[Chart and figure data]
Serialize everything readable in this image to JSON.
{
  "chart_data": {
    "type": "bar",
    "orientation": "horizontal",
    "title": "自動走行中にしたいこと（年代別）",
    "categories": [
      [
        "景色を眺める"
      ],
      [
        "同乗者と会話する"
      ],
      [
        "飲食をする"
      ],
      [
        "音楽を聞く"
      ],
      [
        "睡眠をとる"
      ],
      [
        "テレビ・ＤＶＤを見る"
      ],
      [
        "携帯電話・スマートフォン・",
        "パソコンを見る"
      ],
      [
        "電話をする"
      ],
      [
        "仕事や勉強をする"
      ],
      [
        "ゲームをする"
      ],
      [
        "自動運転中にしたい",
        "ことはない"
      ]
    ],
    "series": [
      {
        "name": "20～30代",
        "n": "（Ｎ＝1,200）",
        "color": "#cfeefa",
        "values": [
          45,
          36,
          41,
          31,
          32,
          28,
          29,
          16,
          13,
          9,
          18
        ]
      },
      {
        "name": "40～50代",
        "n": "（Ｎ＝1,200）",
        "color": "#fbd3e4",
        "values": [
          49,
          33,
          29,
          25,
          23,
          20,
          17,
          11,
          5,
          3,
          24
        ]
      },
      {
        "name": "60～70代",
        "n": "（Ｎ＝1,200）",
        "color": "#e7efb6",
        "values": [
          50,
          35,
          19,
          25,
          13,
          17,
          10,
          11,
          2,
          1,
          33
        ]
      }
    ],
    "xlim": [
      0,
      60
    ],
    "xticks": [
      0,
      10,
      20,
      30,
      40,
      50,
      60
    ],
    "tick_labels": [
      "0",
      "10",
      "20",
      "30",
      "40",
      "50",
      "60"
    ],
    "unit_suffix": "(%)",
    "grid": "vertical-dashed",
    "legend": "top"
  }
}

> [PROBLEM REQUIREMENTS]: Retype the material in full. Each word must match.

> [RESULT BELOW]:
Serialize everything readable in this image to JSON.
{
  "chart_data": {
    "type": "bar",
    "orientation": "horizontal",
    "title": "自動走行中にしたいこと（年代別）",
    "categories": [
      [
        "景色を眺める"
      ],
      [
        "同乗者と会話する"
      ],
      [
        "飲食をする"
      ],
      [
        "音楽を聞く"
      ],
      [
        "睡眠をとる"
      ],
      [
        "テレビ・ＤＶＤを見る"
      ],
      [
        "携帯電話・スマートフォン・",
        "パソコンを見る"
      ],
      [
        "電話をする"
      ],
      [
        "仕事や勉強をする"
      ],
      [
        "ゲームをする"
      ],
      [
        "自動運転中にしたい",
        "ことはない"
      ]
    ],
    "series": [
      {
        "name": "20～30代",
        "n": "（Ｎ＝1,200）",
        "color": "#cfeefa",
        "values": [
          45,
          36,
          41,
          31,
          32,
          28,
          29,
          16,
          13,
          9,
          18
        ]
      },
      {
        "name": "40～50代",
        "n": "（Ｎ＝1,200）",
        "color": "#fbd3e4",
        "values": [
          49,
          33,
          29,
          25,
          23,
          20,
          17,
          11,
          5,
          3,
          24
        ]
      },
      {
        "name": "60～70代",
        "n": "（Ｎ＝1,200）",
        "color": "#e7efb6",
        "values": [
          50,
          35,
          19,
          25,
          13,
          17,
          10,
          11,
          2,
          1,
          33
        ]
      }
    ],
    "xlim": [
      0,
      60
    ],
    "xticks": [
      0,
      10,
      20,
      30,
      40,
      50,
      60
    ],
    "tick_labels": [
      "0",
      "10",
      "20",
      "30",
      "40",
      "50",
      "60"
    ],
    "unit_suffix": "(%)",
    "grid": "vertical-dashed",
    "legend": "top"
  }
}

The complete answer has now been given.